Supplied data =>
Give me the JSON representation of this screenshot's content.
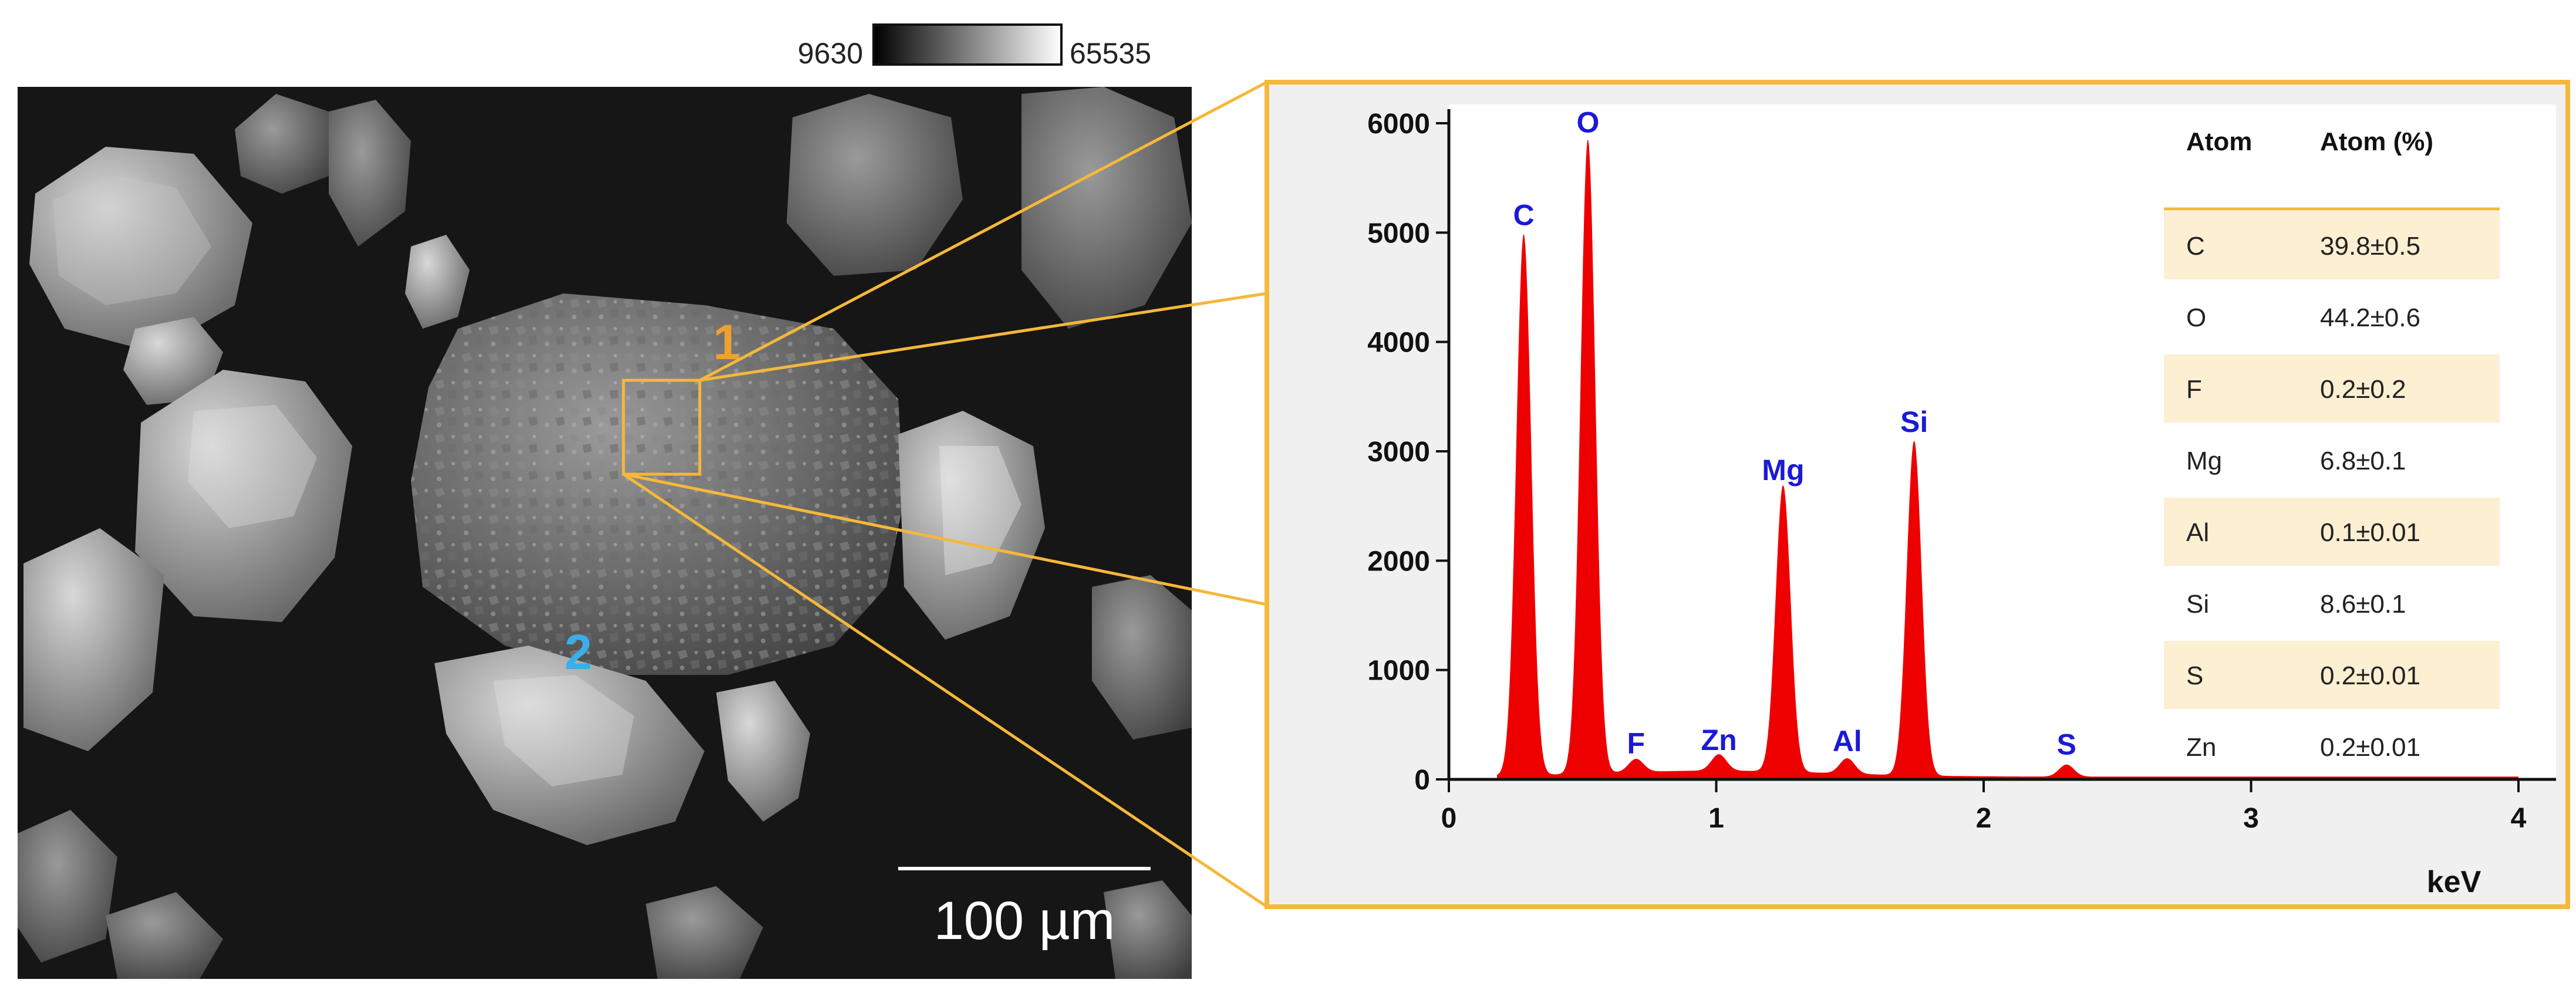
{
  "colorbar": {
    "min_label": "9630",
    "max_label": "65535"
  },
  "sem_image": {
    "scale_bar_label": "100 µm",
    "region_labels": [
      {
        "text": "1",
        "color": "#f0a030"
      },
      {
        "text": "2",
        "color": "#3aaee8"
      }
    ]
  },
  "colors": {
    "frame": "#f5b83a",
    "spectrum": "#ee0000",
    "peak_text": "#1a1ad6",
    "table_stripe": "#fcefd2"
  },
  "chart_data": {
    "type": "area",
    "xlabel": "keV",
    "ylabel": "",
    "xlim": [
      0,
      4
    ],
    "ylim": [
      0,
      6000
    ],
    "x_ticks": [
      0,
      1,
      2,
      3,
      4
    ],
    "y_ticks": [
      0,
      1000,
      2000,
      3000,
      4000,
      5000,
      6000
    ],
    "peaks": [
      {
        "label": "C",
        "x": 0.28,
        "y": 4950
      },
      {
        "label": "O",
        "x": 0.52,
        "y": 5800
      },
      {
        "label": "F",
        "x": 0.7,
        "y": 120
      },
      {
        "label": "Zn",
        "x": 1.01,
        "y": 150
      },
      {
        "label": "Mg",
        "x": 1.25,
        "y": 2620
      },
      {
        "label": "Al",
        "x": 1.49,
        "y": 140
      },
      {
        "label": "Si",
        "x": 1.74,
        "y": 3060
      },
      {
        "label": "S",
        "x": 2.31,
        "y": 110
      }
    ],
    "table": {
      "headers": [
        "Atom",
        "Atom (%)"
      ],
      "rows": [
        [
          "C",
          "39.8±0.5"
        ],
        [
          "O",
          "44.2±0.6"
        ],
        [
          "F",
          "0.2±0.2"
        ],
        [
          "Mg",
          "6.8±0.1"
        ],
        [
          "Al",
          "0.1±0.01"
        ],
        [
          "Si",
          "8.6±0.1"
        ],
        [
          "S",
          "0.2±0.01"
        ],
        [
          "Zn",
          "0.2±0.01"
        ]
      ]
    }
  }
}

Problem details => Write out the listing above exactly as it stands, pictures excluded.

Right answer =>
Give me the JSON representation of this screenshot's content.
{
  "colorbar": {
    "min_label": "9630",
    "max_label": "65535"
  },
  "sem_image": {
    "scale_bar_label": "100 µm",
    "region_labels": [
      {
        "text": "1",
        "color": "#f0a030"
      },
      {
        "text": "2",
        "color": "#3aaee8"
      }
    ]
  },
  "colors": {
    "frame": "#f5b83a",
    "spectrum": "#ee0000",
    "peak_text": "#1a1ad6",
    "table_stripe": "#fcefd2"
  },
  "chart_data": {
    "type": "area",
    "xlabel": "keV",
    "ylabel": "",
    "xlim": [
      0,
      4
    ],
    "ylim": [
      0,
      6000
    ],
    "x_ticks": [
      0,
      1,
      2,
      3,
      4
    ],
    "y_ticks": [
      0,
      1000,
      2000,
      3000,
      4000,
      5000,
      6000
    ],
    "peaks": [
      {
        "label": "C",
        "x": 0.28,
        "y": 4950
      },
      {
        "label": "O",
        "x": 0.52,
        "y": 5800
      },
      {
        "label": "F",
        "x": 0.7,
        "y": 120
      },
      {
        "label": "Zn",
        "x": 1.01,
        "y": 150
      },
      {
        "label": "Mg",
        "x": 1.25,
        "y": 2620
      },
      {
        "label": "Al",
        "x": 1.49,
        "y": 140
      },
      {
        "label": "Si",
        "x": 1.74,
        "y": 3060
      },
      {
        "label": "S",
        "x": 2.31,
        "y": 110
      }
    ],
    "table": {
      "headers": [
        "Atom",
        "Atom (%)"
      ],
      "rows": [
        [
          "C",
          "39.8±0.5"
        ],
        [
          "O",
          "44.2±0.6"
        ],
        [
          "F",
          "0.2±0.2"
        ],
        [
          "Mg",
          "6.8±0.1"
        ],
        [
          "Al",
          "0.1±0.01"
        ],
        [
          "Si",
          "8.6±0.1"
        ],
        [
          "S",
          "0.2±0.01"
        ],
        [
          "Zn",
          "0.2±0.01"
        ]
      ]
    }
  }
}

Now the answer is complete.